▸ Stated problem
Each record below should be output verbatim, without pictures.

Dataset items
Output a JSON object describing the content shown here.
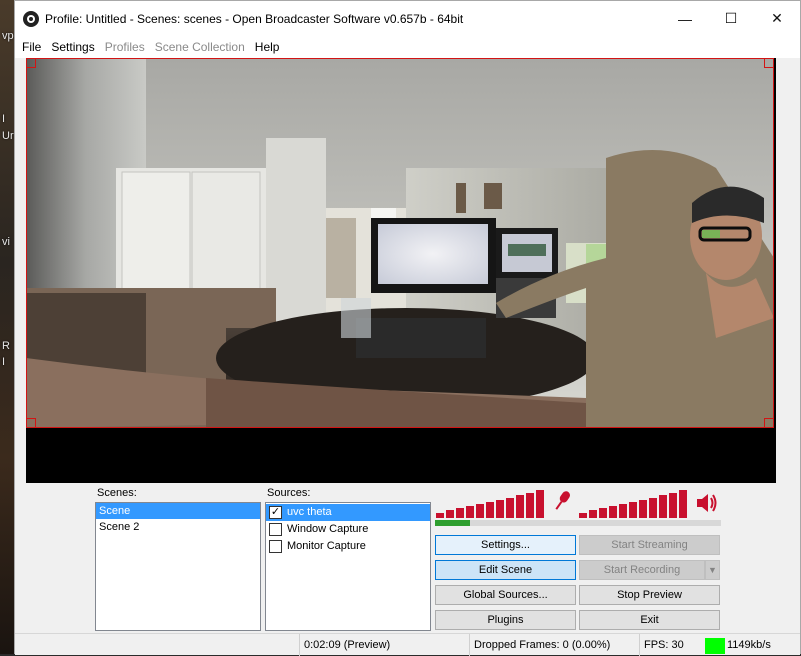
{
  "window": {
    "title": "Profile: Untitled - Scenes: scenes - Open Broadcaster Software v0.657b - 64bit",
    "controls": {
      "minimize": "—",
      "maximize": "☐",
      "close": "✕"
    }
  },
  "menu": {
    "items": [
      {
        "label": "File",
        "enabled": true
      },
      {
        "label": "Settings",
        "enabled": true
      },
      {
        "label": "Profiles",
        "enabled": false
      },
      {
        "label": "Scene Collection",
        "enabled": false
      },
      {
        "label": "Help",
        "enabled": true
      }
    ]
  },
  "scenes": {
    "label": "Scenes:",
    "items": [
      {
        "label": "Scene",
        "selected": true
      },
      {
        "label": "Scene 2",
        "selected": false
      }
    ]
  },
  "sources": {
    "label": "Sources:",
    "items": [
      {
        "label": "uvc theta",
        "checked": true,
        "selected": true
      },
      {
        "label": "Window Capture",
        "checked": false,
        "selected": false
      },
      {
        "label": "Monitor Capture",
        "checked": false,
        "selected": false
      }
    ]
  },
  "meters": {
    "mic": {
      "icon": "microphone-icon",
      "level": 0.25,
      "color": "#c8102e"
    },
    "desktop": {
      "icon": "speaker-icon",
      "level": 0.0,
      "color": "#c8102e"
    },
    "level_color": "#2e9e2e"
  },
  "buttons": {
    "settings": "Settings...",
    "start_streaming": "Start Streaming",
    "edit_scene": "Edit Scene",
    "start_recording": "Start Recording",
    "global_sources": "Global Sources...",
    "stop_preview": "Stop Preview",
    "plugins": "Plugins",
    "exit": "Exit"
  },
  "status": {
    "time": "0:02:09 (Preview)",
    "dropped": "Dropped Frames: 0 (0.00%)",
    "fps": "FPS: 30",
    "bitrate": "1149kb/s",
    "bitrate_color": "#00ff00"
  },
  "desktop_text": [
    "vp",
    "I",
    "Ur",
    "vi",
    "R",
    "I"
  ]
}
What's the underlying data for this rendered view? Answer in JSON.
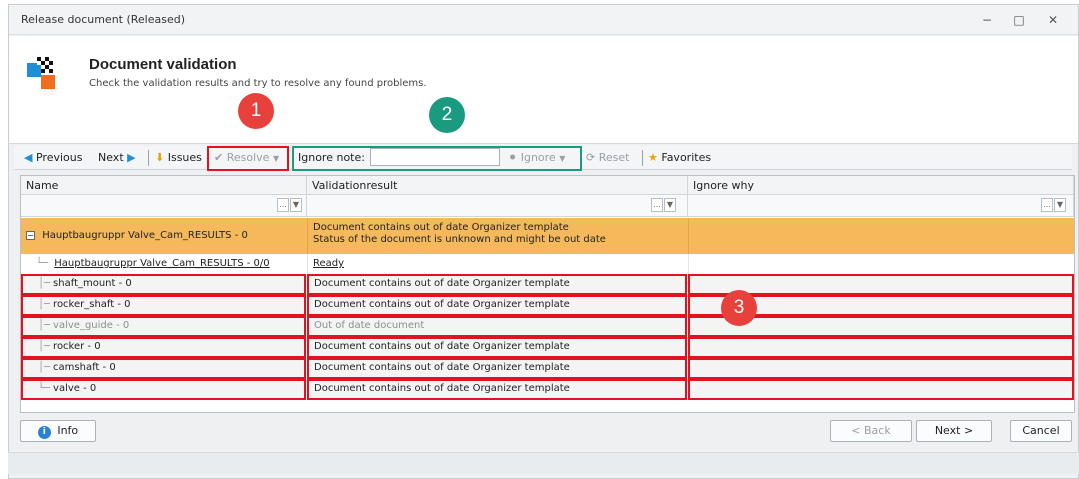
{
  "window": {
    "title": "Release document (Released)",
    "minimize": "−",
    "maximize": "□",
    "close": "✕"
  },
  "header": {
    "title": "Document validation",
    "subtitle": "Check the validation results and try to resolve any found problems."
  },
  "toolbar": {
    "previous": "Previous",
    "next": "Next",
    "issues": "Issues",
    "resolve": "Resolve",
    "ignore_note_label": "Ignore note:",
    "ignore_note_value": "",
    "ignore": "Ignore",
    "reset": "Reset",
    "favorites": "Favorites"
  },
  "grid": {
    "columns": [
      "Name",
      "Validationresult",
      "Ignore why"
    ],
    "filter_button": "...",
    "rows": [
      {
        "name": "Hauptbaugruppr Valve_Cam_RESULTS - 0",
        "result_line1": "Document contains out of date Organizer template",
        "result_line2": "Status of the document is unknown and might be out date",
        "ignore_why": ""
      },
      {
        "name": "Hauptbaugruppr Valve_Cam_RESULTS - 0/0",
        "result": "Ready",
        "ignore_why": ""
      },
      {
        "name": "shaft_mount - 0",
        "result": "Document contains out of date Organizer template",
        "ignore_why": ""
      },
      {
        "name": "rocker_shaft - 0",
        "result": "Document contains out of date Organizer template",
        "ignore_why": ""
      },
      {
        "name": "valve_guide - 0",
        "result": "Out of date document",
        "ignore_why": ""
      },
      {
        "name": "rocker - 0",
        "result": "Document contains out of date Organizer template",
        "ignore_why": ""
      },
      {
        "name": "camshaft - 0",
        "result": "Document contains out of date Organizer template",
        "ignore_why": ""
      },
      {
        "name": "valve - 0",
        "result": "Document contains out of date Organizer template",
        "ignore_why": ""
      }
    ]
  },
  "annotations": {
    "badge1": "1",
    "badge2": "2",
    "badge3": "3",
    "red": "#e0141e",
    "badge_red": "#e8403a",
    "teal": "#1a9a7e",
    "row_highlight": "#f5b95c"
  },
  "footer": {
    "info": "Info",
    "back": "< Back",
    "next": "Next >",
    "cancel": "Cancel"
  }
}
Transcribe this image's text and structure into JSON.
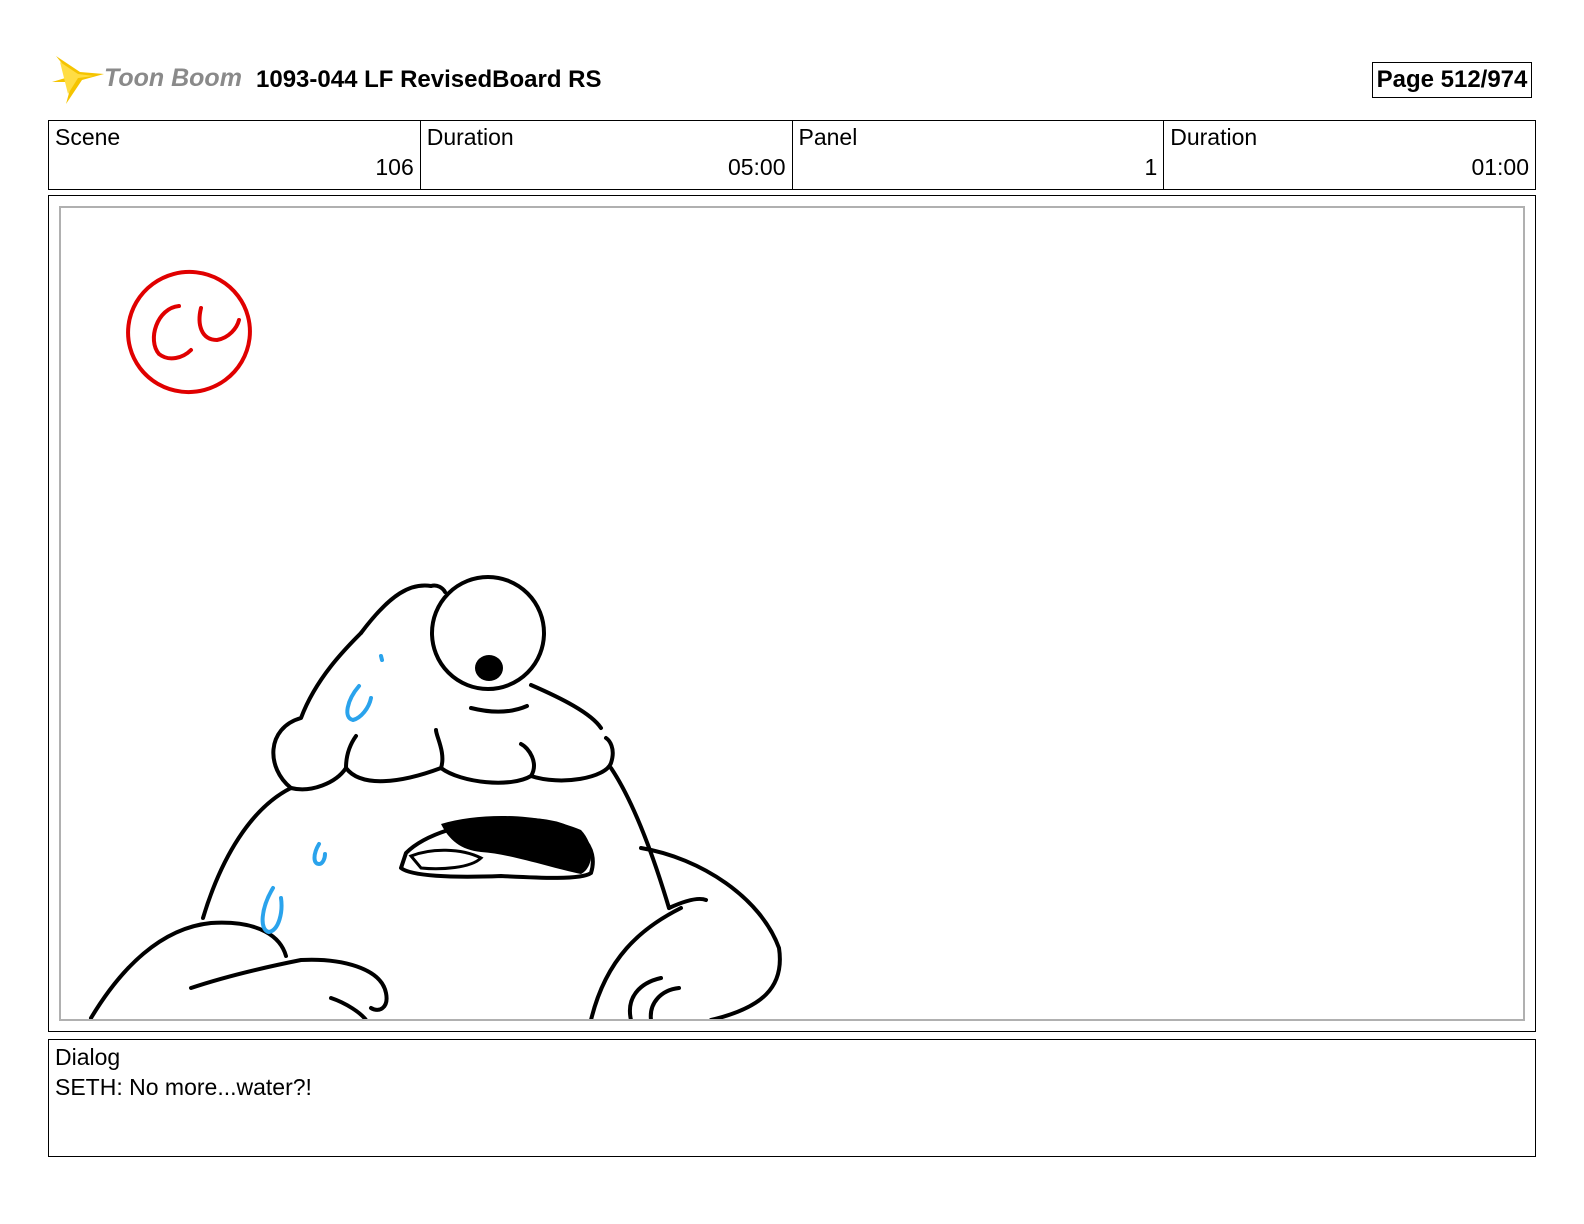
{
  "header": {
    "logo_text": "Toon Boom",
    "title": "1093-044 LF RevisedBoard RS",
    "page_label": "Page 512/974"
  },
  "info": {
    "scene_label": "Scene",
    "scene_value": "106",
    "scene_duration_label": "Duration",
    "scene_duration_value": "05:00",
    "panel_label": "Panel",
    "panel_value": "1",
    "panel_duration_label": "Duration",
    "panel_duration_value": "01:00"
  },
  "dialog": {
    "label": "Dialog",
    "text": "SETH: No more...water?!"
  },
  "colors": {
    "stamp": "#e00000",
    "sweat": "#2aa3ec",
    "logo_star": "#f5c400"
  },
  "icons": [
    "toon-boom-logo-icon",
    "cc-stamp-icon",
    "character-sketch"
  ]
}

▸ Complete answer
Output a JSON object describing the content shown here.
{
  "window": {
    "title": "Profile: Untitled - Scenes: scenes - Open Broadcaster Software v0.657b - 64bit",
    "controls": {
      "minimize": "—",
      "maximize": "☐",
      "close": "✕"
    }
  },
  "menu": {
    "items": [
      {
        "label": "File",
        "enabled": true
      },
      {
        "label": "Settings",
        "enabled": true
      },
      {
        "label": "Profiles",
        "enabled": false
      },
      {
        "label": "Scene Collection",
        "enabled": false
      },
      {
        "label": "Help",
        "enabled": true
      }
    ]
  },
  "scenes": {
    "label": "Scenes:",
    "items": [
      {
        "label": "Scene",
        "selected": true
      },
      {
        "label": "Scene 2",
        "selected": false
      }
    ]
  },
  "sources": {
    "label": "Sources:",
    "items": [
      {
        "label": "uvc theta",
        "checked": true,
        "selected": true
      },
      {
        "label": "Window Capture",
        "checked": false,
        "selected": false
      },
      {
        "label": "Monitor Capture",
        "checked": false,
        "selected": false
      }
    ]
  },
  "meters": {
    "mic": {
      "icon": "microphone-icon",
      "level": 0.25,
      "color": "#c8102e"
    },
    "desktop": {
      "icon": "speaker-icon",
      "level": 0.0,
      "color": "#c8102e"
    },
    "level_color": "#2e9e2e"
  },
  "buttons": {
    "settings": "Settings...",
    "start_streaming": "Start Streaming",
    "edit_scene": "Edit Scene",
    "start_recording": "Start Recording",
    "global_sources": "Global Sources...",
    "stop_preview": "Stop Preview",
    "plugins": "Plugins",
    "exit": "Exit"
  },
  "status": {
    "time": "0:02:09 (Preview)",
    "dropped": "Dropped Frames: 0 (0.00%)",
    "fps": "FPS: 30",
    "bitrate": "1149kb/s",
    "bitrate_color": "#00ff00"
  },
  "desktop_text": [
    "vp",
    "I",
    "Ur",
    "vi",
    "R",
    "I"
  ]
}
What's the underlying data for this rendered view? Answer in JSON.
{
  "window": {
    "title": "Release document (Released)",
    "minimize": "−",
    "maximize": "□",
    "close": "✕"
  },
  "header": {
    "title": "Document validation",
    "subtitle": "Check the validation results and try to resolve any found problems."
  },
  "toolbar": {
    "previous": "Previous",
    "next": "Next",
    "issues": "Issues",
    "resolve": "Resolve",
    "ignore_note_label": "Ignore note:",
    "ignore_note_value": "",
    "ignore": "Ignore",
    "reset": "Reset",
    "favorites": "Favorites"
  },
  "grid": {
    "columns": [
      "Name",
      "Validationresult",
      "Ignore why"
    ],
    "filter_button": "...",
    "rows": [
      {
        "name": "Hauptbaugruppr Valve_Cam_RESULTS - 0",
        "result_line1": "Document contains out of date Organizer template",
        "result_line2": "Status of the document is unknown and might be out date",
        "ignore_why": ""
      },
      {
        "name": "Hauptbaugruppr Valve_Cam_RESULTS - 0/0",
        "result": "Ready",
        "ignore_why": ""
      },
      {
        "name": "shaft_mount - 0",
        "result": "Document contains out of date Organizer template",
        "ignore_why": ""
      },
      {
        "name": "rocker_shaft - 0",
        "result": "Document contains out of date Organizer template",
        "ignore_why": ""
      },
      {
        "name": "valve_guide - 0",
        "result": "Out of date document",
        "ignore_why": ""
      },
      {
        "name": "rocker - 0",
        "result": "Document contains out of date Organizer template",
        "ignore_why": ""
      },
      {
        "name": "camshaft - 0",
        "result": "Document contains out of date Organizer template",
        "ignore_why": ""
      },
      {
        "name": "valve - 0",
        "result": "Document contains out of date Organizer template",
        "ignore_why": ""
      }
    ]
  },
  "annotations": {
    "badge1": "1",
    "badge2": "2",
    "badge3": "3",
    "red": "#e0141e",
    "badge_red": "#e8403a",
    "teal": "#1a9a7e",
    "row_highlight": "#f5b95c"
  },
  "footer": {
    "info": "Info",
    "back": "< Back",
    "next": "Next >",
    "cancel": "Cancel"
  }
}
Transcribe this image's text and structure into JSON.
{
  "header": {
    "logo_text": "Toon Boom",
    "title": "1093-044 LF RevisedBoard RS",
    "page_label": "Page 512/974"
  },
  "info": {
    "scene_label": "Scene",
    "scene_value": "106",
    "scene_duration_label": "Duration",
    "scene_duration_value": "05:00",
    "panel_label": "Panel",
    "panel_value": "1",
    "panel_duration_label": "Duration",
    "panel_duration_value": "01:00"
  },
  "dialog": {
    "label": "Dialog",
    "text": "SETH: No more...water?!"
  },
  "colors": {
    "stamp": "#e00000",
    "sweat": "#2aa3ec",
    "logo_star": "#f5c400"
  },
  "icons": [
    "toon-boom-logo-icon",
    "cc-stamp-icon",
    "character-sketch"
  ]
}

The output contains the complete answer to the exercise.